> **Requirements**: Extract the complete listing and repeat it word for word.

START Data for this task

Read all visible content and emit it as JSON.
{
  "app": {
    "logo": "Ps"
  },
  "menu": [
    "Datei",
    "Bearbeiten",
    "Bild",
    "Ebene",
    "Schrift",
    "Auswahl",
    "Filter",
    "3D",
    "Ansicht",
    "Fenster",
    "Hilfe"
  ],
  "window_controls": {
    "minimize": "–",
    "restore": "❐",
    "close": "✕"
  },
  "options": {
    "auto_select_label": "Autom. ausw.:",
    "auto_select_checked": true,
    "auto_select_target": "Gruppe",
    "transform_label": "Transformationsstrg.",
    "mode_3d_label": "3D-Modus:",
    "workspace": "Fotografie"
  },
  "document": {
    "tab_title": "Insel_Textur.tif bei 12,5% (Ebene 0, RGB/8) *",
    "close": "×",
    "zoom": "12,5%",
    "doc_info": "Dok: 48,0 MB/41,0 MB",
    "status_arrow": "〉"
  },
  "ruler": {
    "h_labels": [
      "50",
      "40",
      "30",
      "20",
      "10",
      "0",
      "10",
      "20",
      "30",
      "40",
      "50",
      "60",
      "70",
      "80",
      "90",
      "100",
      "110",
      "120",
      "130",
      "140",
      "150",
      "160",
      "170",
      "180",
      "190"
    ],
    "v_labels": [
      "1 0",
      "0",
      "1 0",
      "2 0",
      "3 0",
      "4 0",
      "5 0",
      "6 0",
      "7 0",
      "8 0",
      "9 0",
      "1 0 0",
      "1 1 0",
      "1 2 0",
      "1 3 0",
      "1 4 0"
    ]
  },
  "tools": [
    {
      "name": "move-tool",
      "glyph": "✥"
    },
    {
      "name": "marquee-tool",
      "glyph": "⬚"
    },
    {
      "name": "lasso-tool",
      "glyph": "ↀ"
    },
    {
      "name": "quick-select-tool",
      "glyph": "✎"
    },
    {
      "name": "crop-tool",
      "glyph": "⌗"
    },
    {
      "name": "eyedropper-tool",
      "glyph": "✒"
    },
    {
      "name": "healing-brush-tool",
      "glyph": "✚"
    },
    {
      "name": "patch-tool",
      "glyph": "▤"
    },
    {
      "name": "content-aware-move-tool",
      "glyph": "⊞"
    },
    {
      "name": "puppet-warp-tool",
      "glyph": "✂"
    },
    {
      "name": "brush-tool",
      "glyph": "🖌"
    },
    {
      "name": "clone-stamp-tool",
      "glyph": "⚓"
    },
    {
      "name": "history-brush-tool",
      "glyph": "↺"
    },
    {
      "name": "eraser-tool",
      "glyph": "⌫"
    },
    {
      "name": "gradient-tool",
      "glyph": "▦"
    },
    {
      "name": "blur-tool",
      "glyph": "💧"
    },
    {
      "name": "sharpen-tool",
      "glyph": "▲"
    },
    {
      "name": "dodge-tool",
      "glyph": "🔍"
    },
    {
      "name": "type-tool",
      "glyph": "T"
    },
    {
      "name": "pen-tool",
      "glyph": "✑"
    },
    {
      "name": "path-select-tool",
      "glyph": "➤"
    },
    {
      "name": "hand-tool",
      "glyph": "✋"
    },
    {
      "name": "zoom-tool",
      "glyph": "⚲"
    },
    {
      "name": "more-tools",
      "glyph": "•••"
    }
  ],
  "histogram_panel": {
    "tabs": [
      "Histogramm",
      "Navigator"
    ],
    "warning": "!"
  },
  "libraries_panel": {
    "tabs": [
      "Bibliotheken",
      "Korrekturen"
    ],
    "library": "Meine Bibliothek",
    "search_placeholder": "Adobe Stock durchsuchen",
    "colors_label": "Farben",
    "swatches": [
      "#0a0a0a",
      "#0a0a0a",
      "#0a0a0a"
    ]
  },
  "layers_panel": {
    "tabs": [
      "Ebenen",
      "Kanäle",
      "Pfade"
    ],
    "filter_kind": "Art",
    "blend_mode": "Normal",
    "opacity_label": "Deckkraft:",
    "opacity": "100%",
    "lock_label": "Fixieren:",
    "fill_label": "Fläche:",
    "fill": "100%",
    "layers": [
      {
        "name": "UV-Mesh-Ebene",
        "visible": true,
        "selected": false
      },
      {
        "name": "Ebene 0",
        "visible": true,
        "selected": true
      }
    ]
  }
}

END Data for this task

> **The completed task**:
Read all visible content and emit it as JSON.
{
  "app": {
    "logo": "Ps"
  },
  "menu": [
    "Datei",
    "Bearbeiten",
    "Bild",
    "Ebene",
    "Schrift",
    "Auswahl",
    "Filter",
    "3D",
    "Ansicht",
    "Fenster",
    "Hilfe"
  ],
  "window_controls": {
    "minimize": "–",
    "restore": "❐",
    "close": "✕"
  },
  "options": {
    "auto_select_label": "Autom. ausw.:",
    "auto_select_checked": true,
    "auto_select_target": "Gruppe",
    "transform_label": "Transformationsstrg.",
    "mode_3d_label": "3D-Modus:",
    "workspace": "Fotografie"
  },
  "document": {
    "tab_title": "Insel_Textur.tif bei 12,5% (Ebene 0, RGB/8) *",
    "close": "×",
    "zoom": "12,5%",
    "doc_info": "Dok: 48,0 MB/41,0 MB",
    "status_arrow": "〉"
  },
  "ruler": {
    "h_labels": [
      "50",
      "40",
      "30",
      "20",
      "10",
      "0",
      "10",
      "20",
      "30",
      "40",
      "50",
      "60",
      "70",
      "80",
      "90",
      "100",
      "110",
      "120",
      "130",
      "140",
      "150",
      "160",
      "170",
      "180",
      "190"
    ],
    "v_labels": [
      "1 0",
      "0",
      "1 0",
      "2 0",
      "3 0",
      "4 0",
      "5 0",
      "6 0",
      "7 0",
      "8 0",
      "9 0",
      "1 0 0",
      "1 1 0",
      "1 2 0",
      "1 3 0",
      "1 4 0"
    ]
  },
  "tools": [
    {
      "name": "move-tool",
      "glyph": "✥"
    },
    {
      "name": "marquee-tool",
      "glyph": "⬚"
    },
    {
      "name": "lasso-tool",
      "glyph": "ↀ"
    },
    {
      "name": "quick-select-tool",
      "glyph": "✎"
    },
    {
      "name": "crop-tool",
      "glyph": "⌗"
    },
    {
      "name": "eyedropper-tool",
      "glyph": "✒"
    },
    {
      "name": "healing-brush-tool",
      "glyph": "✚"
    },
    {
      "name": "patch-tool",
      "glyph": "▤"
    },
    {
      "name": "content-aware-move-tool",
      "glyph": "⊞"
    },
    {
      "name": "puppet-warp-tool",
      "glyph": "✂"
    },
    {
      "name": "brush-tool",
      "glyph": "🖌"
    },
    {
      "name": "clone-stamp-tool",
      "glyph": "⚓"
    },
    {
      "name": "history-brush-tool",
      "glyph": "↺"
    },
    {
      "name": "eraser-tool",
      "glyph": "⌫"
    },
    {
      "name": "gradient-tool",
      "glyph": "▦"
    },
    {
      "name": "blur-tool",
      "glyph": "💧"
    },
    {
      "name": "sharpen-tool",
      "glyph": "▲"
    },
    {
      "name": "dodge-tool",
      "glyph": "🔍"
    },
    {
      "name": "type-tool",
      "glyph": "T"
    },
    {
      "name": "pen-tool",
      "glyph": "✑"
    },
    {
      "name": "path-select-tool",
      "glyph": "➤"
    },
    {
      "name": "hand-tool",
      "glyph": "✋"
    },
    {
      "name": "zoom-tool",
      "glyph": "⚲"
    },
    {
      "name": "more-tools",
      "glyph": "•••"
    }
  ],
  "histogram_panel": {
    "tabs": [
      "Histogramm",
      "Navigator"
    ],
    "warning": "!"
  },
  "libraries_panel": {
    "tabs": [
      "Bibliotheken",
      "Korrekturen"
    ],
    "library": "Meine Bibliothek",
    "search_placeholder": "Adobe Stock durchsuchen",
    "colors_label": "Farben",
    "swatches": [
      "#0a0a0a",
      "#0a0a0a",
      "#0a0a0a"
    ]
  },
  "layers_panel": {
    "tabs": [
      "Ebenen",
      "Kanäle",
      "Pfade"
    ],
    "filter_kind": "Art",
    "blend_mode": "Normal",
    "opacity_label": "Deckkraft:",
    "opacity": "100%",
    "lock_label": "Fixieren:",
    "fill_label": "Fläche:",
    "fill": "100%",
    "layers": [
      {
        "name": "UV-Mesh-Ebene",
        "visible": true,
        "selected": false
      },
      {
        "name": "Ebene 0",
        "visible": true,
        "selected": true
      }
    ]
  }
}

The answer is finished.